■ **Your goal**
Copy out each line below that has the word "legend" in it.

■ **Task data**
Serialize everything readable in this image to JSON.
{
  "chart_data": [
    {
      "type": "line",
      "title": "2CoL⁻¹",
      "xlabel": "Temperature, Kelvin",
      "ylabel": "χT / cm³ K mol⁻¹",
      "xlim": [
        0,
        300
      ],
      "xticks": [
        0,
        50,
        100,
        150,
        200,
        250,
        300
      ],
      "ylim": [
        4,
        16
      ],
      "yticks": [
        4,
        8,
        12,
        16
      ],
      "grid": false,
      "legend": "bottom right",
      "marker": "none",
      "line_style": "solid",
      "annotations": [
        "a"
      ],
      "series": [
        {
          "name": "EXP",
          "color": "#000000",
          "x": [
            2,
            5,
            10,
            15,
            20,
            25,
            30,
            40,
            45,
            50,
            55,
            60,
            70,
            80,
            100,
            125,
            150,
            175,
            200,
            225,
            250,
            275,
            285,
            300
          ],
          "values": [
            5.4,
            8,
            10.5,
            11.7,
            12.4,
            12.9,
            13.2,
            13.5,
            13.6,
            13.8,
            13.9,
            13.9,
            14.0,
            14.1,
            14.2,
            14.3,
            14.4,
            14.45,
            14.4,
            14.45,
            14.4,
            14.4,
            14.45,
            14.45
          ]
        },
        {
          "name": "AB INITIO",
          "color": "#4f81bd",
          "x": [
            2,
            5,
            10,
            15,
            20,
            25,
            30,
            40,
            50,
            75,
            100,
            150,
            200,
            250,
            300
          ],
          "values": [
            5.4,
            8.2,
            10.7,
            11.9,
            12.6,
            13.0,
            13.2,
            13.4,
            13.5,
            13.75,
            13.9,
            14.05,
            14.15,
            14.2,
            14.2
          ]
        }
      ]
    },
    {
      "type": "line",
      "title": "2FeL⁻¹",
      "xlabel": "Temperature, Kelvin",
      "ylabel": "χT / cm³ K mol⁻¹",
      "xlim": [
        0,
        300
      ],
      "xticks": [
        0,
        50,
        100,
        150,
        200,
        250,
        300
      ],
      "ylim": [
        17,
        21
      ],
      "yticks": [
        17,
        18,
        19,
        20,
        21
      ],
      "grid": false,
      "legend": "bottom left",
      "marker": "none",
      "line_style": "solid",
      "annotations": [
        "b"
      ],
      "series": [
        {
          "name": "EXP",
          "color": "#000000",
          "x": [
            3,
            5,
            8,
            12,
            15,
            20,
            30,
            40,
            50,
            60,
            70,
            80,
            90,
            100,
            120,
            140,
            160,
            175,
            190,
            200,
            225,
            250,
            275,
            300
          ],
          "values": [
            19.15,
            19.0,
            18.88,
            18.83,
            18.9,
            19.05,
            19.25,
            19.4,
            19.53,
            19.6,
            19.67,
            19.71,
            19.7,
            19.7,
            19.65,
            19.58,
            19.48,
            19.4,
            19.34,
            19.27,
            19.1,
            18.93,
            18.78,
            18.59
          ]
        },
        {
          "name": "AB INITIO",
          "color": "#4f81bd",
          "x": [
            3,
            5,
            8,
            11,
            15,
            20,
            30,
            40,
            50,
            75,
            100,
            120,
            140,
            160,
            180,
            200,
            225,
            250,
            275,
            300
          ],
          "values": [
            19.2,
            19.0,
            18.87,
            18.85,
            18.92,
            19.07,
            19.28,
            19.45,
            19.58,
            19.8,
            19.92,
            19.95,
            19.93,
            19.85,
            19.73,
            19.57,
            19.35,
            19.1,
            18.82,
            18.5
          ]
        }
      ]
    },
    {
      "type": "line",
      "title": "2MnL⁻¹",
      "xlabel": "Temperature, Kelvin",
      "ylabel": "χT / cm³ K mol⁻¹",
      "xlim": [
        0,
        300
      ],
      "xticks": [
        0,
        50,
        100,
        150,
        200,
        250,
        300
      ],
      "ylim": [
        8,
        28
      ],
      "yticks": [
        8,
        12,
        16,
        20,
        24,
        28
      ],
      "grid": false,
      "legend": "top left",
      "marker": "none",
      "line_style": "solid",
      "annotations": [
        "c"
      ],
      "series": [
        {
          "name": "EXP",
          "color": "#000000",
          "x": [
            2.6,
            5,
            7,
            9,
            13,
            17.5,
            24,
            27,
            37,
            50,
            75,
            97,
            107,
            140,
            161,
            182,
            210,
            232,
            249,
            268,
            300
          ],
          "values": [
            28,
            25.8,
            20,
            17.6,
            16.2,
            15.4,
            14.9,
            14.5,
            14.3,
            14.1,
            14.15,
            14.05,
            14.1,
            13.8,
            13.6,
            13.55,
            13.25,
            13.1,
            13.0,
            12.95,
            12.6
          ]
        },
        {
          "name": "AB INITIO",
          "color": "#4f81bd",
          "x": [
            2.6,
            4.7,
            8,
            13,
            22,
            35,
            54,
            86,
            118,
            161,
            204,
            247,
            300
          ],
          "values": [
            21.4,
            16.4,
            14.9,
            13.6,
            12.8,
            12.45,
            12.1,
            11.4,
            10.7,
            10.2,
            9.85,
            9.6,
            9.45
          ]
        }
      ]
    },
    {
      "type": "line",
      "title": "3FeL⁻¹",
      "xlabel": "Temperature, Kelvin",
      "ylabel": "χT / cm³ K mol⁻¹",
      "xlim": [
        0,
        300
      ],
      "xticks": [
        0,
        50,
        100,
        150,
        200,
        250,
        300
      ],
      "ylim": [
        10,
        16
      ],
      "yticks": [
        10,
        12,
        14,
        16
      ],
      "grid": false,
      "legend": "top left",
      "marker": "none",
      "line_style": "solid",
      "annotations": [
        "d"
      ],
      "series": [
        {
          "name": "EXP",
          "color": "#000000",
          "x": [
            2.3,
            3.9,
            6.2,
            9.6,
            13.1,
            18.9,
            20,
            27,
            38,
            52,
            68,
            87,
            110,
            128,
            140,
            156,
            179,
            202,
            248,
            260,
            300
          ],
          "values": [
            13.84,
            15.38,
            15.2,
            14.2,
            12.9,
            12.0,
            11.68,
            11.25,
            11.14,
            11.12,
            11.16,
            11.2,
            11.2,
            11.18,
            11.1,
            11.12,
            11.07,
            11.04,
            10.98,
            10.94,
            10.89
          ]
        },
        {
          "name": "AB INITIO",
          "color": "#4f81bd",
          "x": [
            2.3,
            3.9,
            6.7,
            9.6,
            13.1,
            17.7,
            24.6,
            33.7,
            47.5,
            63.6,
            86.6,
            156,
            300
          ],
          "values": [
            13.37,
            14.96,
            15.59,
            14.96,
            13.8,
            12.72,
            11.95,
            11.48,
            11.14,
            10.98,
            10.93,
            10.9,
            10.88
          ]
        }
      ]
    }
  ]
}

■ **Right answer**
      "legend": "bottom right",
      "legend": "bottom left",
      "legend": "top left",
      "legend": "top left",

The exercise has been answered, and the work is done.